**SHORT EXERCISE**
Give only a count of the lines that include the string "Export".

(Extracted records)
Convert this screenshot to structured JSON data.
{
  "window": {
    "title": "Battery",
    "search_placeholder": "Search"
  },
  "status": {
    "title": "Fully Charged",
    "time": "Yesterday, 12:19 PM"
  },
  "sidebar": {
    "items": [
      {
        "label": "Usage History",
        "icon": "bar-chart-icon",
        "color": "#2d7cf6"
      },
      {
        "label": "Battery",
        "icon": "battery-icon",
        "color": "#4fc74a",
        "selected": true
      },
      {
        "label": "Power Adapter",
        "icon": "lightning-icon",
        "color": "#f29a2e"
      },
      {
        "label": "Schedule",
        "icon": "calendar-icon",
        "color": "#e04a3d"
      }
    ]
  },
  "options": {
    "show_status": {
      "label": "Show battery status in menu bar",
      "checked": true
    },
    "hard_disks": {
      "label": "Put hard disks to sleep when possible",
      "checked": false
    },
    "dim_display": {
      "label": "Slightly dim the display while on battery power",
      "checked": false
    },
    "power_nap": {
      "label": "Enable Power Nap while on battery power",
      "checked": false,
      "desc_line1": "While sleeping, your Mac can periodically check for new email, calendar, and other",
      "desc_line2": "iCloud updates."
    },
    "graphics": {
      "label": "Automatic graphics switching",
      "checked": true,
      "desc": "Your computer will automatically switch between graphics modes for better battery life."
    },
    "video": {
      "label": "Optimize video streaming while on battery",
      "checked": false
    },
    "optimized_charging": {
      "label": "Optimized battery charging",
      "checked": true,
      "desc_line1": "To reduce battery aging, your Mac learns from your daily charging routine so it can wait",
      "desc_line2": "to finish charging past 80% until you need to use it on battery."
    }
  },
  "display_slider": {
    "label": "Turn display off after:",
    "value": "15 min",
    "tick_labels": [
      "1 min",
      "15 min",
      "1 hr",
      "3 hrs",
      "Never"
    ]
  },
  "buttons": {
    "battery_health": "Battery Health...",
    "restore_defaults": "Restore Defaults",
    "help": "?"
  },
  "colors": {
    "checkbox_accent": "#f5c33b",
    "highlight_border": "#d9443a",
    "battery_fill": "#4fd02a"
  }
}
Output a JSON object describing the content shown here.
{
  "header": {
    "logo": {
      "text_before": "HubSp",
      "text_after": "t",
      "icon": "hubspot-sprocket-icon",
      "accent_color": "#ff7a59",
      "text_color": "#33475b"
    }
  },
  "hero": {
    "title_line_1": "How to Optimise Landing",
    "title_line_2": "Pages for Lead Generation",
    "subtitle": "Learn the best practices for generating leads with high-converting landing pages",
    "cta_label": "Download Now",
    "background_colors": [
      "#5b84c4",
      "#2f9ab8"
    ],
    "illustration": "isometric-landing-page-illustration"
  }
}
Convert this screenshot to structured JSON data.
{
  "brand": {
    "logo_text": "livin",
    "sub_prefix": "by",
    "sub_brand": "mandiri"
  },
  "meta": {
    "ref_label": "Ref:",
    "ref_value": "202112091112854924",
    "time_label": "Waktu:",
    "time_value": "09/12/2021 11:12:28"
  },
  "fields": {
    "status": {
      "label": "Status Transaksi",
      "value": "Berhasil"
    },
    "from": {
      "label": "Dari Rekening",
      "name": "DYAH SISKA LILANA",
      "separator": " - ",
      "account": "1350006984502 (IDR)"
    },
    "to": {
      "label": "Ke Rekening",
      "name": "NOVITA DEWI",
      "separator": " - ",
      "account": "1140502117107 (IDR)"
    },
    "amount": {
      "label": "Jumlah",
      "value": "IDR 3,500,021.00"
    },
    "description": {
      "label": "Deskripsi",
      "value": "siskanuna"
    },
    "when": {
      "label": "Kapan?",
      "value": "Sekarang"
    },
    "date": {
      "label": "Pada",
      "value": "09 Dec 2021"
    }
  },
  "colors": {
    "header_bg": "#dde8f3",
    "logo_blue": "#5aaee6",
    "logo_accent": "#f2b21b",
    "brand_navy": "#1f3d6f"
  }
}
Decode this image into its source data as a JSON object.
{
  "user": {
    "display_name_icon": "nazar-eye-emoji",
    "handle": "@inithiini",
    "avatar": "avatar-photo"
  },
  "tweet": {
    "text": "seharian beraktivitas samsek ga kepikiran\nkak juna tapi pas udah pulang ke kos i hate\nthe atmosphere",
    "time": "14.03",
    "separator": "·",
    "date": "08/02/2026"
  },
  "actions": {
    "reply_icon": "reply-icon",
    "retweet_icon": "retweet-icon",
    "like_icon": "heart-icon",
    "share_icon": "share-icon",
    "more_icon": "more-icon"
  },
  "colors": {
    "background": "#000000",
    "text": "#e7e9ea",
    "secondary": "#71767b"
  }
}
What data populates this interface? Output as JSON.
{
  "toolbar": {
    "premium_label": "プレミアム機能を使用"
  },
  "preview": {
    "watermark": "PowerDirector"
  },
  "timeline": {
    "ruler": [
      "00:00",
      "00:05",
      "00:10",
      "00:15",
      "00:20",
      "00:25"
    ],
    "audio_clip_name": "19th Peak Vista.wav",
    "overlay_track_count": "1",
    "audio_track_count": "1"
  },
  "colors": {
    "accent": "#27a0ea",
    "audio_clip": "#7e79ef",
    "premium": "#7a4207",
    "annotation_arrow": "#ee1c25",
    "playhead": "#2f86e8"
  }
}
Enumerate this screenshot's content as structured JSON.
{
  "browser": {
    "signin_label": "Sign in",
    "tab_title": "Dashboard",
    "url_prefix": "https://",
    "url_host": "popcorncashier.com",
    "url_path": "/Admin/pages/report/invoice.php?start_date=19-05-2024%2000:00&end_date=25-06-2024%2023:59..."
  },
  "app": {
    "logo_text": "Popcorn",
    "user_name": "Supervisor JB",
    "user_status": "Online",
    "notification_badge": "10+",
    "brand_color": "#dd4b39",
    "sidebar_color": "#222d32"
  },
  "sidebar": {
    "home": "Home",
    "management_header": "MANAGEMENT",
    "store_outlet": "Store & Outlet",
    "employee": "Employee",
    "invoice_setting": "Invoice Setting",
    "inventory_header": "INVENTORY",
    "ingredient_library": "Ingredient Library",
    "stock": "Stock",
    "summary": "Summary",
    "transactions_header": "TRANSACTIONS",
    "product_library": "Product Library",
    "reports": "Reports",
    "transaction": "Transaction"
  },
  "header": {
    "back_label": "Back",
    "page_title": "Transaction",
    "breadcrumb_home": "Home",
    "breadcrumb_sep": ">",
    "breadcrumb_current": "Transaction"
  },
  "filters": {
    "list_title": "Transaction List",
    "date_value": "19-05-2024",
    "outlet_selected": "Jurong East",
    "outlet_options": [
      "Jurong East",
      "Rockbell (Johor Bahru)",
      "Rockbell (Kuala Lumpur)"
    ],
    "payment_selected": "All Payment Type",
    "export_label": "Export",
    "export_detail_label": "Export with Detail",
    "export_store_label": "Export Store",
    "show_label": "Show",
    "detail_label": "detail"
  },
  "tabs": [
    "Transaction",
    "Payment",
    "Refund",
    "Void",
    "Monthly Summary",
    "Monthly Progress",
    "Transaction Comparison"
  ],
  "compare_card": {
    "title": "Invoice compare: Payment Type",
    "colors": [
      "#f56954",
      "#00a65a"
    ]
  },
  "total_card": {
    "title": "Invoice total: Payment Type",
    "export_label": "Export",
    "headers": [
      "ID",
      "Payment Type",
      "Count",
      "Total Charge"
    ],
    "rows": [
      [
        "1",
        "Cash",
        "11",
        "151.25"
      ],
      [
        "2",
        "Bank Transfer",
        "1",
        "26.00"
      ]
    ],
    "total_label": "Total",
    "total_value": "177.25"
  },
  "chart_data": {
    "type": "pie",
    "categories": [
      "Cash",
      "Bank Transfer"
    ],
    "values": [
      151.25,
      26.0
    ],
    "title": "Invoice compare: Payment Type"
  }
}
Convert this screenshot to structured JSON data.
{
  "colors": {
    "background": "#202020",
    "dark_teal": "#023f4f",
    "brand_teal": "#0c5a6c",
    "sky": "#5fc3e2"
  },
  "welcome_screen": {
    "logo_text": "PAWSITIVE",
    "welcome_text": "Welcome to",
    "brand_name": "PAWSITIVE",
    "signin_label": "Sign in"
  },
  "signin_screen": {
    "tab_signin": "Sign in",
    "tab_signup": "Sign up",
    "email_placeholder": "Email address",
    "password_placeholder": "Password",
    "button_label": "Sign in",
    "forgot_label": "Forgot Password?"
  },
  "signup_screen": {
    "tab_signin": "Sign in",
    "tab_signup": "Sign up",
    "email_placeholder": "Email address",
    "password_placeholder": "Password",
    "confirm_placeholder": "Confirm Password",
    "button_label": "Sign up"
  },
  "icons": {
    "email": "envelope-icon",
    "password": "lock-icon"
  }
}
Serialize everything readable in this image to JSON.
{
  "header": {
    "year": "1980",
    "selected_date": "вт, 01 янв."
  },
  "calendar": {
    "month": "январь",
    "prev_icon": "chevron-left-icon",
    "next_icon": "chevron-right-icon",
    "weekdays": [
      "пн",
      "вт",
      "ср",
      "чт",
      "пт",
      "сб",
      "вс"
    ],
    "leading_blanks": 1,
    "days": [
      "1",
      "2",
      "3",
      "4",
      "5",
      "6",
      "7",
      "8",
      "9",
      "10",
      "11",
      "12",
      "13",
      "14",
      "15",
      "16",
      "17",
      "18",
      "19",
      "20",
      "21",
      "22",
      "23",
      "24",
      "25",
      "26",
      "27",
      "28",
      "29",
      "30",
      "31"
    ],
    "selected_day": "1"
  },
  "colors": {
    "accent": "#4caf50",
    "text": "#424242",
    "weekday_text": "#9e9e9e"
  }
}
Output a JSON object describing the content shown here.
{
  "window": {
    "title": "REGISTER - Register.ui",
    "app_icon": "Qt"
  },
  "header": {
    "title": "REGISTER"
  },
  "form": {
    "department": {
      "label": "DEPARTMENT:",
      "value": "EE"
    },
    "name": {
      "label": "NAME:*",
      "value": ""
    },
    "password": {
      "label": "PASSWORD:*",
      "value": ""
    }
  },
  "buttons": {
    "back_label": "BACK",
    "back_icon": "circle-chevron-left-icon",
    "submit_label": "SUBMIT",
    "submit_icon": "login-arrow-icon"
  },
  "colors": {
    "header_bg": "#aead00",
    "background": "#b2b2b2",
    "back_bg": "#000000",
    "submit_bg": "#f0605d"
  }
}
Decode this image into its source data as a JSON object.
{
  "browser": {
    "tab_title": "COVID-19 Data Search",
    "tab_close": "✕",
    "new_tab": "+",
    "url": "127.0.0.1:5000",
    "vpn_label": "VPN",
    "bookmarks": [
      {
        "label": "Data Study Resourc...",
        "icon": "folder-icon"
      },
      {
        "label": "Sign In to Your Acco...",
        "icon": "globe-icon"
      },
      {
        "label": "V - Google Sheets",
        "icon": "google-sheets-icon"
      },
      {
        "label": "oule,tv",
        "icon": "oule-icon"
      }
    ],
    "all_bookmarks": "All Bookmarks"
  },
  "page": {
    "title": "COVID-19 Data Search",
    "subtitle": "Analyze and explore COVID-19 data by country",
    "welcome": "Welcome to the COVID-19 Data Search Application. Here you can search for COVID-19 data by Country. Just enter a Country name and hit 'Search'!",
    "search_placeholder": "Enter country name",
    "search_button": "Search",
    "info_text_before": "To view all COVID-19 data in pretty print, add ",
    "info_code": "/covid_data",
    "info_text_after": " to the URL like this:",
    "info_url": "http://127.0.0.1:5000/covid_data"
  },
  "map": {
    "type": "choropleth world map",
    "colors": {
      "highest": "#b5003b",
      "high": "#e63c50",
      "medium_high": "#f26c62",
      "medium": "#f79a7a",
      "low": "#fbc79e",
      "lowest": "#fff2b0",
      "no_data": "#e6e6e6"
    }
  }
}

**WRITTEN ANSWER**
4